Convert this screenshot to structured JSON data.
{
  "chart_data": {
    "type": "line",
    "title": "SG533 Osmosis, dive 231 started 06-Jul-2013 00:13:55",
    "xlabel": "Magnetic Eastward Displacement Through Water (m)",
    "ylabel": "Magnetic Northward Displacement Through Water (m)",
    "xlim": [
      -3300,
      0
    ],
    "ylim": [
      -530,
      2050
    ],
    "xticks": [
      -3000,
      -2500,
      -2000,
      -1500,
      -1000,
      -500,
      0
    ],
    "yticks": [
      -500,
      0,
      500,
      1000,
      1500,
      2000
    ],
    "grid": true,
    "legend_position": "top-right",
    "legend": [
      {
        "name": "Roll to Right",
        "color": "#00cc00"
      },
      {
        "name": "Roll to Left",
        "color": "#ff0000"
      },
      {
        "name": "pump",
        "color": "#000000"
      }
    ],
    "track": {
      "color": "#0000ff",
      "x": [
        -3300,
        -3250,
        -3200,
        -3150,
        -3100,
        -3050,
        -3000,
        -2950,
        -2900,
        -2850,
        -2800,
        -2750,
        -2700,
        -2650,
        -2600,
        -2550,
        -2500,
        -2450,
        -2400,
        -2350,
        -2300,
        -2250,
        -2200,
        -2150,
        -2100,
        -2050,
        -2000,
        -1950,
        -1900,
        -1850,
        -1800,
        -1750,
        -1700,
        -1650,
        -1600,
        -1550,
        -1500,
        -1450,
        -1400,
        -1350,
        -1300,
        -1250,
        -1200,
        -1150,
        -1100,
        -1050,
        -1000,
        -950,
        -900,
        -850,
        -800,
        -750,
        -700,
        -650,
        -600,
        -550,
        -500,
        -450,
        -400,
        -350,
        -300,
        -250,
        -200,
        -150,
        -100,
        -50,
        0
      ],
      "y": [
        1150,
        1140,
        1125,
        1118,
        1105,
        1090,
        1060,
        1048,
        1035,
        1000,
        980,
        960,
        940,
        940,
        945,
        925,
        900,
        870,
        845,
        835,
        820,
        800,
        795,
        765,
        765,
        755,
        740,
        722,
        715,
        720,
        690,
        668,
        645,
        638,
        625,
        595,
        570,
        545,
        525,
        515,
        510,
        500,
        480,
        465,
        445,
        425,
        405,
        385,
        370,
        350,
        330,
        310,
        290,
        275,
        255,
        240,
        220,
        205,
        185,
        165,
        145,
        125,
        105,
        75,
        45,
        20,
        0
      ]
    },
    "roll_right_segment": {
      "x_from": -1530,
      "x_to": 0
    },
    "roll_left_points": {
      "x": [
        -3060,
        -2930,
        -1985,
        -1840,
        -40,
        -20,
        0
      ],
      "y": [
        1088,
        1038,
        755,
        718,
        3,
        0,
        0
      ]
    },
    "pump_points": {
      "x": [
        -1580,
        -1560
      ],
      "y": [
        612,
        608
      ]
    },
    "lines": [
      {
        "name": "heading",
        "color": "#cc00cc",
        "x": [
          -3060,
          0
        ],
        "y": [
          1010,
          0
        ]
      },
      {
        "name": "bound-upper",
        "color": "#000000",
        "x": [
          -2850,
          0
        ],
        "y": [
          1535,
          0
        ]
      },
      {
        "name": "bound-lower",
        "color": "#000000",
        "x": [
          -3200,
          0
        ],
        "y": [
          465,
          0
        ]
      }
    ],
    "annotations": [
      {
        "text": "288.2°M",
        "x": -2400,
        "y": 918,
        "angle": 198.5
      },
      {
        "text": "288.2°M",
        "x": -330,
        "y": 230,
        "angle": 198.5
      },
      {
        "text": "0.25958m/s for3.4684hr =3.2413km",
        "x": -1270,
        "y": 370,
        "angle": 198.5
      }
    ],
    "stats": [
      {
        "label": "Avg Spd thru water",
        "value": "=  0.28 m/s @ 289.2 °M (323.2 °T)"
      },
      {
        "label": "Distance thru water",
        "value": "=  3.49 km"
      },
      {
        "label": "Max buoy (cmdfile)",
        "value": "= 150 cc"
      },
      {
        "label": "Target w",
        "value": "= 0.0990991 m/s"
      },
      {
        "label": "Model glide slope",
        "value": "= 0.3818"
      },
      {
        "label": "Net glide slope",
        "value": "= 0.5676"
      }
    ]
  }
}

EXERCISE INSTRUCTIONS:
Please set down all the data word for word.

EXERCISE RESPONSE:
Convert this screenshot to structured JSON data.
{
  "chart_data": {
    "type": "line",
    "title": "SG533 Osmosis, dive 231 started 06-Jul-2013 00:13:55",
    "xlabel": "Magnetic Eastward Displacement Through Water (m)",
    "ylabel": "Magnetic Northward Displacement Through Water (m)",
    "xlim": [
      -3300,
      0
    ],
    "ylim": [
      -530,
      2050
    ],
    "xticks": [
      -3000,
      -2500,
      -2000,
      -1500,
      -1000,
      -500,
      0
    ],
    "yticks": [
      -500,
      0,
      500,
      1000,
      1500,
      2000
    ],
    "grid": true,
    "legend_position": "top-right",
    "legend": [
      {
        "name": "Roll to Right",
        "color": "#00cc00"
      },
      {
        "name": "Roll to Left",
        "color": "#ff0000"
      },
      {
        "name": "pump",
        "color": "#000000"
      }
    ],
    "track": {
      "color": "#0000ff",
      "x": [
        -3300,
        -3250,
        -3200,
        -3150,
        -3100,
        -3050,
        -3000,
        -2950,
        -2900,
        -2850,
        -2800,
        -2750,
        -2700,
        -2650,
        -2600,
        -2550,
        -2500,
        -2450,
        -2400,
        -2350,
        -2300,
        -2250,
        -2200,
        -2150,
        -2100,
        -2050,
        -2000,
        -1950,
        -1900,
        -1850,
        -1800,
        -1750,
        -1700,
        -1650,
        -1600,
        -1550,
        -1500,
        -1450,
        -1400,
        -1350,
        -1300,
        -1250,
        -1200,
        -1150,
        -1100,
        -1050,
        -1000,
        -950,
        -900,
        -850,
        -800,
        -750,
        -700,
        -650,
        -600,
        -550,
        -500,
        -450,
        -400,
        -350,
        -300,
        -250,
        -200,
        -150,
        -100,
        -50,
        0
      ],
      "y": [
        1150,
        1140,
        1125,
        1118,
        1105,
        1090,
        1060,
        1048,
        1035,
        1000,
        980,
        960,
        940,
        940,
        945,
        925,
        900,
        870,
        845,
        835,
        820,
        800,
        795,
        765,
        765,
        755,
        740,
        722,
        715,
        720,
        690,
        668,
        645,
        638,
        625,
        595,
        570,
        545,
        525,
        515,
        510,
        500,
        480,
        465,
        445,
        425,
        405,
        385,
        370,
        350,
        330,
        310,
        290,
        275,
        255,
        240,
        220,
        205,
        185,
        165,
        145,
        125,
        105,
        75,
        45,
        20,
        0
      ]
    },
    "roll_right_segment": {
      "x_from": -1530,
      "x_to": 0
    },
    "roll_left_points": {
      "x": [
        -3060,
        -2930,
        -1985,
        -1840,
        -40,
        -20,
        0
      ],
      "y": [
        1088,
        1038,
        755,
        718,
        3,
        0,
        0
      ]
    },
    "pump_points": {
      "x": [
        -1580,
        -1560
      ],
      "y": [
        612,
        608
      ]
    },
    "lines": [
      {
        "name": "heading",
        "color": "#cc00cc",
        "x": [
          -3060,
          0
        ],
        "y": [
          1010,
          0
        ]
      },
      {
        "name": "bound-upper",
        "color": "#000000",
        "x": [
          -2850,
          0
        ],
        "y": [
          1535,
          0
        ]
      },
      {
        "name": "bound-lower",
        "color": "#000000",
        "x": [
          -3200,
          0
        ],
        "y": [
          465,
          0
        ]
      }
    ],
    "annotations": [
      {
        "text": "288.2°M",
        "x": -2400,
        "y": 918,
        "angle": 198.5
      },
      {
        "text": "288.2°M",
        "x": -330,
        "y": 230,
        "angle": 198.5
      },
      {
        "text": "0.25958m/s for3.4684hr =3.2413km",
        "x": -1270,
        "y": 370,
        "angle": 198.5
      }
    ],
    "stats": [
      {
        "label": "Avg Spd thru water",
        "value": "=  0.28 m/s @ 289.2 °M (323.2 °T)"
      },
      {
        "label": "Distance thru water",
        "value": "=  3.49 km"
      },
      {
        "label": "Max buoy (cmdfile)",
        "value": "= 150 cc"
      },
      {
        "label": "Target w",
        "value": "= 0.0990991 m/s"
      },
      {
        "label": "Model glide slope",
        "value": "= 0.3818"
      },
      {
        "label": "Net glide slope",
        "value": "= 0.5676"
      }
    ]
  }
}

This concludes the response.